## EXERCISE DIRECTIONS
Collect every line that includes the string "transfer".

BEGIN

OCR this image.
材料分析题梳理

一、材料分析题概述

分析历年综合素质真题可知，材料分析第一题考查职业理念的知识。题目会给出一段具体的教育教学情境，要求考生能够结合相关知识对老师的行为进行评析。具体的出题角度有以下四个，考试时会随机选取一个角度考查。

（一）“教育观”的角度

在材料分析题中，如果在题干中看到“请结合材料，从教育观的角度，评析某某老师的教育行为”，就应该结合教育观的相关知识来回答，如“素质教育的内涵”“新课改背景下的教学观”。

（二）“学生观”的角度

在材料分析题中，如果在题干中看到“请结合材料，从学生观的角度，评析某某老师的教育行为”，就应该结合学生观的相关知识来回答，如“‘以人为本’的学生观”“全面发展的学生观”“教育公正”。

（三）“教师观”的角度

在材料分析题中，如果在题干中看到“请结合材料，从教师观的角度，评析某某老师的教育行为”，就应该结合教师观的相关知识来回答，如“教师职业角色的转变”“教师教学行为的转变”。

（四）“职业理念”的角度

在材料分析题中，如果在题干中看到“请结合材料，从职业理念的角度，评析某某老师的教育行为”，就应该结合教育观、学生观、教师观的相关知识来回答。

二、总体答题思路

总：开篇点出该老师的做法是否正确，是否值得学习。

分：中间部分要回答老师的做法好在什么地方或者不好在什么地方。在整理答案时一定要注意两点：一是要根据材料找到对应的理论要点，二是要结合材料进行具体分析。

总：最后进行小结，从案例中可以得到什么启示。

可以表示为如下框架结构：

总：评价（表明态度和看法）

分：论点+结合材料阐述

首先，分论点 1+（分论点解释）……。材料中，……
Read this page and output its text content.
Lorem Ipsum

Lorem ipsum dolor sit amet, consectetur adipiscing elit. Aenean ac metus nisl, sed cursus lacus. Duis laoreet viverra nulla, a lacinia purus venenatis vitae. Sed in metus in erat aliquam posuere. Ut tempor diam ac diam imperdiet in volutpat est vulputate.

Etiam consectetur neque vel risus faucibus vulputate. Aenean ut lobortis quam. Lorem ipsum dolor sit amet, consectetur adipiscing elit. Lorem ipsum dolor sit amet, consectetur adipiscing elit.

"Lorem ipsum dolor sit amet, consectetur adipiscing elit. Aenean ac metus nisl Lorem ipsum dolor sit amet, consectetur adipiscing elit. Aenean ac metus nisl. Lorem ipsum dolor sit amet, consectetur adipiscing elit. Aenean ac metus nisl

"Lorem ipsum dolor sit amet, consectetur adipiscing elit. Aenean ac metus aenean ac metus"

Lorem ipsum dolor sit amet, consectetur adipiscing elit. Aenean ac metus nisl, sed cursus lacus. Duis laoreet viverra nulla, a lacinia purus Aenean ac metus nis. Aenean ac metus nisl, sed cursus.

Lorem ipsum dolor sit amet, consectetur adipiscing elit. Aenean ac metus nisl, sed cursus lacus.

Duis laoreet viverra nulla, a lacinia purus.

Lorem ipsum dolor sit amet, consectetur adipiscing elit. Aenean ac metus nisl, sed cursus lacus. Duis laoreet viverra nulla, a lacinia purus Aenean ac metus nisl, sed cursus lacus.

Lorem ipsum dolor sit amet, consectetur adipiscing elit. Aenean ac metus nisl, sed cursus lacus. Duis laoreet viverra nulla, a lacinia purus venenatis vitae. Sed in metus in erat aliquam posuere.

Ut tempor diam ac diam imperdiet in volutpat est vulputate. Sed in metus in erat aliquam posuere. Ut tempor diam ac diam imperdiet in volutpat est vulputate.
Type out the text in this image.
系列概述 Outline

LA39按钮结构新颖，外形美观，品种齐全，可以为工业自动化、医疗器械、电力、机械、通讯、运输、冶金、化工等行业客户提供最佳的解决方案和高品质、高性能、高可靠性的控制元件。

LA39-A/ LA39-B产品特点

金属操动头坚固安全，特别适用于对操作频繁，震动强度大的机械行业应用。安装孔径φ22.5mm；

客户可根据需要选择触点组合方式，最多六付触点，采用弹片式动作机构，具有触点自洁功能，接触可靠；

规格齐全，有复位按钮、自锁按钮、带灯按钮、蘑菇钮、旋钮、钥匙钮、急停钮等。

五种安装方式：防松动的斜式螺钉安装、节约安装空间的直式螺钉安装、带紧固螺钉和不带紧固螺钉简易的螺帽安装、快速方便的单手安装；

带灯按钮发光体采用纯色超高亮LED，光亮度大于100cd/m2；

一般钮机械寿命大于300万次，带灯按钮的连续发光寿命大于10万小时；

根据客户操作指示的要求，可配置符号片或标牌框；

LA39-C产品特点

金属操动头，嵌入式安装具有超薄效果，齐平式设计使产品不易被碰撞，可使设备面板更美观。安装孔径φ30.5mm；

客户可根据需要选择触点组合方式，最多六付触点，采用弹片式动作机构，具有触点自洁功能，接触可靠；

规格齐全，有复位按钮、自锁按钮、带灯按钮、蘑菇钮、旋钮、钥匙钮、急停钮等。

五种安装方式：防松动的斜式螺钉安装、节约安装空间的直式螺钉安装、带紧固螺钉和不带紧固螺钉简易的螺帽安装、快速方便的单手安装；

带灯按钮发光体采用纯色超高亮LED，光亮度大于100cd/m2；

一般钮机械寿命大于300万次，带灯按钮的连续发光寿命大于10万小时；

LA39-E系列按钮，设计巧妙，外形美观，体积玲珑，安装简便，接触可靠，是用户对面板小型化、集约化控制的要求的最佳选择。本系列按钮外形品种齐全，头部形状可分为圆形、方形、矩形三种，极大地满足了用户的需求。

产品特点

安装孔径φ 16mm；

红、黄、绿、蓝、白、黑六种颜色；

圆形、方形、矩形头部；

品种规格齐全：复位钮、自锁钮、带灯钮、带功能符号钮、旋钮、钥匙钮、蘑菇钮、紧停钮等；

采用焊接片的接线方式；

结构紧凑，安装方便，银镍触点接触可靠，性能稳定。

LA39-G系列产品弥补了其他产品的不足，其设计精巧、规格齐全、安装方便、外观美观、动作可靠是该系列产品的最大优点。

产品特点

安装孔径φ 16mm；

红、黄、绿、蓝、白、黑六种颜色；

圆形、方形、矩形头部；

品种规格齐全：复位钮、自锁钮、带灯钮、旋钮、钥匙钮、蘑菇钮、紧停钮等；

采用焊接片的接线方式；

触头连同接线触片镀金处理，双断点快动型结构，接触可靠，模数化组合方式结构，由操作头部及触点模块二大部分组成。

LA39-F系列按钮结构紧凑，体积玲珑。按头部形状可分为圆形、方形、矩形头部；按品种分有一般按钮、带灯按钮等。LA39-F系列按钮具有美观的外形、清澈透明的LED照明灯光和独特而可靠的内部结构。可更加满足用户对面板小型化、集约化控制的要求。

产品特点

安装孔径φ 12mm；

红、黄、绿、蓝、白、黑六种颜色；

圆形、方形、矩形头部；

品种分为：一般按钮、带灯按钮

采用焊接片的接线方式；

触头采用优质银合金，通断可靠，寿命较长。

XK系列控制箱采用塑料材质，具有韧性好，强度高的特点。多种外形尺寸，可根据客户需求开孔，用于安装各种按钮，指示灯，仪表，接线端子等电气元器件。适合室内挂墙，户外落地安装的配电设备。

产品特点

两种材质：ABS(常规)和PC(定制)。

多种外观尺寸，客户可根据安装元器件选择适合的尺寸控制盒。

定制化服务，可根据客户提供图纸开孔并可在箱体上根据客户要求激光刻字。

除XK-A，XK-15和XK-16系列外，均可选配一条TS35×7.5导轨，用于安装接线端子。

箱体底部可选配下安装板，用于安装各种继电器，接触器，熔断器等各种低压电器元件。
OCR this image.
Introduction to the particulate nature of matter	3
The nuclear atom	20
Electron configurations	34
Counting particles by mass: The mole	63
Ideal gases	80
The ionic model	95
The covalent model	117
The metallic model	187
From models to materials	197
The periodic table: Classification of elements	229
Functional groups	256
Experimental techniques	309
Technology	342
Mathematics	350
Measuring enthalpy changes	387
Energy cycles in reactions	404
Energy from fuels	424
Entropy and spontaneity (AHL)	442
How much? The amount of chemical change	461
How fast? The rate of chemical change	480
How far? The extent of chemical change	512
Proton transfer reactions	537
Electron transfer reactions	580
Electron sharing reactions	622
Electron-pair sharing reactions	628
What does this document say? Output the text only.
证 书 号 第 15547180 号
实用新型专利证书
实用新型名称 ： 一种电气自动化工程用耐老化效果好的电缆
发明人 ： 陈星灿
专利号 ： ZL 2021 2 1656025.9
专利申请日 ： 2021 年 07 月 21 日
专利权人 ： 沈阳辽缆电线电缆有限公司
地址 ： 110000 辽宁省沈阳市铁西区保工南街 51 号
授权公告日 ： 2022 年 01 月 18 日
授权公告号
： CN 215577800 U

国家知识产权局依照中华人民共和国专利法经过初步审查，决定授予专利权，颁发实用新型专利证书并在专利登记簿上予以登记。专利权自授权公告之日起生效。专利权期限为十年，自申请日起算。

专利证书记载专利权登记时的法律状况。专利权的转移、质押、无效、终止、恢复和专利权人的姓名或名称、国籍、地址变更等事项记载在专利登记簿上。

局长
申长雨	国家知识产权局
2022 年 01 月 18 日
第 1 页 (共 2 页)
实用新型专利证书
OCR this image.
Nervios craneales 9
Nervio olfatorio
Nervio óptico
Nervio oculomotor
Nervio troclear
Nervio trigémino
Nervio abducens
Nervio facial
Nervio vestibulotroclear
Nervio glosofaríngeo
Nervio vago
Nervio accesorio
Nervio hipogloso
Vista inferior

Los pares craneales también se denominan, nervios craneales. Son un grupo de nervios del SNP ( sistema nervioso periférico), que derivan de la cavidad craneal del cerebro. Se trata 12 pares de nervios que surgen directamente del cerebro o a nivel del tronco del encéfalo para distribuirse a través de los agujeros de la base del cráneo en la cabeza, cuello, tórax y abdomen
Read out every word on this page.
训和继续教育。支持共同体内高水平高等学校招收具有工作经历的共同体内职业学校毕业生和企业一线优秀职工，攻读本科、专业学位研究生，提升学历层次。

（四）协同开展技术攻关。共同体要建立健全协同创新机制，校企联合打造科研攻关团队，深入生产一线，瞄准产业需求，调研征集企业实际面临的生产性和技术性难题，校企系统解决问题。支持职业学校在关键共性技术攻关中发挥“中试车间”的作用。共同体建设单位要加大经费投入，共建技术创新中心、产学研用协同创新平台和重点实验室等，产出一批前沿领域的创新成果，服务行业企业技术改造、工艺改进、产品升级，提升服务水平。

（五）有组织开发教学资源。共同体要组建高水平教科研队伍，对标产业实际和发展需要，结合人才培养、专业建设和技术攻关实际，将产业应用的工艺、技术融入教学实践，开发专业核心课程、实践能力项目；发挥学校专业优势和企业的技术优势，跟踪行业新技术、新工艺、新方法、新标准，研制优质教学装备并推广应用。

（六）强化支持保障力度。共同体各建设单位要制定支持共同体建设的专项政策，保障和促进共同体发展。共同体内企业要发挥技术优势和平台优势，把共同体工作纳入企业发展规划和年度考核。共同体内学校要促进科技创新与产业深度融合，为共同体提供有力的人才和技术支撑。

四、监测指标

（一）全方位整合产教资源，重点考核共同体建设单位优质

END

## ANSWER TO THE PROBLEM
Proton transfer reactions	537
Electron transfer reactions	580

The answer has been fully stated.